» **Set exercise a**
Retype the lines in the entries from the one containing "back-button[interactable]: Back <box>366" through the one containing "app-platform: Android <box>324", both included.
--- Start of Selection ---
Here was a place with a parking problem with a single road not wide enough for two cars to pass and no parking spaces. At the far end of the town I found one but before I had switched off the engine a waiter from a restaurant came out, explained that it was only for customers and shooed us off. The odd thing was that he didn’t take the trouble to ask if we wanted to use the restaurant and we might have done because it was just about lunchtime but not now after that unfriendly welcome.

So we drove back to the other end of the town and parked right on the edge and walked along the seafront and back to the centre. It was very quiet with very little activity and this was probably because now it was very hot indeed. We walked around the pretty centre with its church and a few shops, up and down some steps that didn’t go anywhere in particular and then found a place for a beer and a spot of lunch right on the water’s edge.

After a debate about whether or not to take a boat across the Bay to two islands with churches on them we decided against the €5 charge and as the time was getting on and lots of tourist coaches were turning up and overwhelming the town with visitors returned to the car and continued our journey. This took us through a string of attractive villages all around the seashore and towards the eastern end of the Bay where the backdrop was a wall of limestone mountain soaring over a thousand metres high and squeezing the towns and villages in between the rock and the sea.

My driving was continuing to irritate people and several times I was tooted and invited to pull over by motorists using hand signals that you won’t find in the Highway Code but I didn’t let this intimidate me and I continued sedately on, pulling over whenever I could to let agitated motorists pass me by.

Eventually we arrived in Kotor without incident and it was much bigger than I imagined it would be from the descriptions in the travel guides and there was a two thousand passenger cruise liner tied up at the dock which was so huge it dwarfed the town and looked sadly at out of place. We needed a car park and found one around the side of the town where a grumpy attendant gave us a ticket and explained the tariff and then we set off into the old town to explore.
--- End of Selection ---
--- Start of Data for this task ---
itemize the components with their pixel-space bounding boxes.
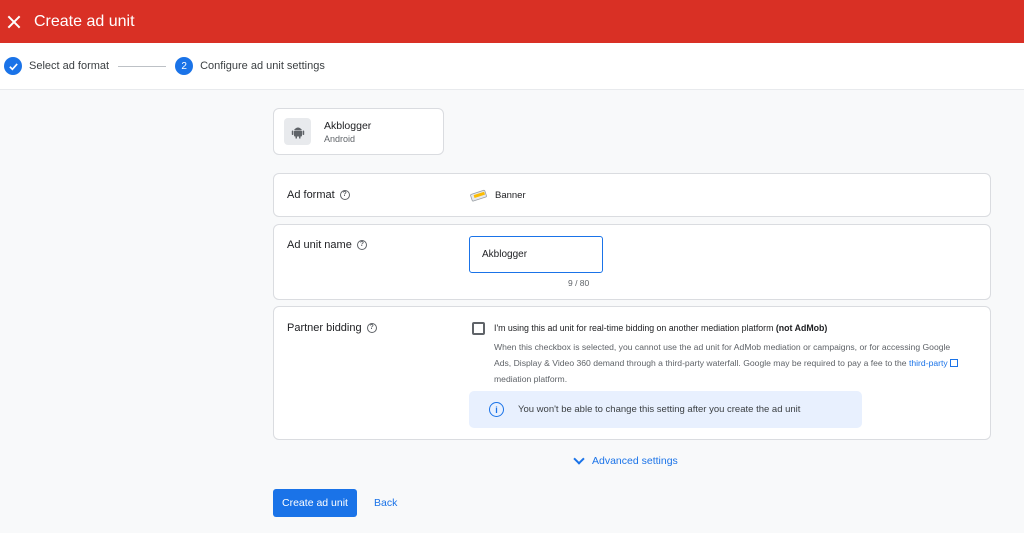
back-button[interactable]: Back <box>366 489 405 517</box>
page-title: Create ad unit <box>34 12 135 30</box>
advanced-settings-toggle[interactable]: Advanced settings <box>573 453 678 467</box>
step-label: Configure ad unit settings <box>200 60 325 72</box>
step-number: 2 <box>175 57 194 75</box>
app-platform: Android <box>324 133 356 144</box>
open-in-new-icon <box>949 359 958 367</box>
app-name: Akblogger <box>324 119 372 132</box>
character-counter: 9 / 80 <box>568 278 590 288</box>
partner-bidding-row: Partner bidding ? I'm using this ad unit… <box>273 306 991 440</box>
chevron-down-icon <box>573 453 585 465</box>
step-select-ad-format[interactable]: Select ad format <box>4 57 109 75</box>
ad-unit-name-row: Ad unit name ? 9 / 80 <box>273 224 991 300</box>
banner-icon <box>470 189 487 202</box>
info-banner: i You won't be able to change this setti… <box>469 391 862 428</box>
checkbox-label[interactable]: I'm using this ad unit for real-time bid… <box>494 323 827 333</box>
description-text: When this checkbox is selected, you cann… <box>494 342 951 368</box>
advanced-settings-label: Advanced settings <box>592 455 678 467</box>
ad-format-label: Ad format <box>287 189 335 201</box>
checkbox-label-text: I'm using this ad unit for real-time bid… <box>494 323 774 333</box>
top-app-bar: Create ad unit <box>0 0 1024 43</box>
step-configure-settings: 2 Configure ad unit settings <box>175 57 325 75</box>
info-icon: i <box>489 402 504 417</box>
app-card: Akblogger Android <box>273 108 444 155</box>
step-connector <box>118 65 167 67</box>
help-icon[interactable]: ? <box>339 190 350 200</box>
ad-unit-name-input[interactable] <box>469 236 603 273</box>
checkbox-label-bold: (not AdMob) <box>775 323 828 333</box>
ad-unit-name-label: Ad unit name <box>287 239 352 251</box>
ad-format-value: Banner <box>495 190 526 201</box>
help-icon[interactable]: ? <box>366 323 377 333</box>
stepper: Select ad format 2 Configure ad unit set… <box>0 43 1024 90</box>
partner-bidding-label: Partner bidding <box>287 322 362 334</box>
android-icon <box>284 118 311 145</box>
ad-format-row: Ad format ? Banner <box>273 173 991 217</box>
close-icon[interactable] <box>7 15 21 29</box>
checkbox-description: When this checkbox is selected, you cann… <box>494 339 969 387</box>
step-label: Select ad format <box>29 60 110 72</box>
description-suffix: mediation platform. <box>494 374 568 384</box>
partner-bidding-checkbox[interactable] <box>472 322 485 335</box>
third-party-link[interactable]: third-party <box>909 358 948 368</box>
help-icon[interactable]: ? <box>356 240 367 250</box>
info-text: You won't be able to change this setting… <box>518 404 801 415</box>
create-ad-unit-button[interactable]: Create ad unit <box>273 489 357 517</box>
check-icon <box>4 57 22 75</box>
--- End of Data for this task ---
» **Set exercise b**
Translate this sentence from the travel account into Spanish: "It was very quiet with very little activity and this was probably because now it was very hot indeed."

» **Output a**
back-button[interactable]: Back <box>366 489 405 517</box>
page-title: Create ad unit <box>34 12 135 30</box>
advanced-settings-toggle[interactable]: Advanced settings <box>573 453 678 467</box>
step-label: Configure ad unit settings <box>200 60 325 72</box>
step-number: 2 <box>175 57 194 75</box>
app-platform: Android <box>324 133 356 144</box>

» **Output b**
Estaba muy tranquilo, con muy poca actividad, y probablemente se debía a que ahora hacía muchísimo calor.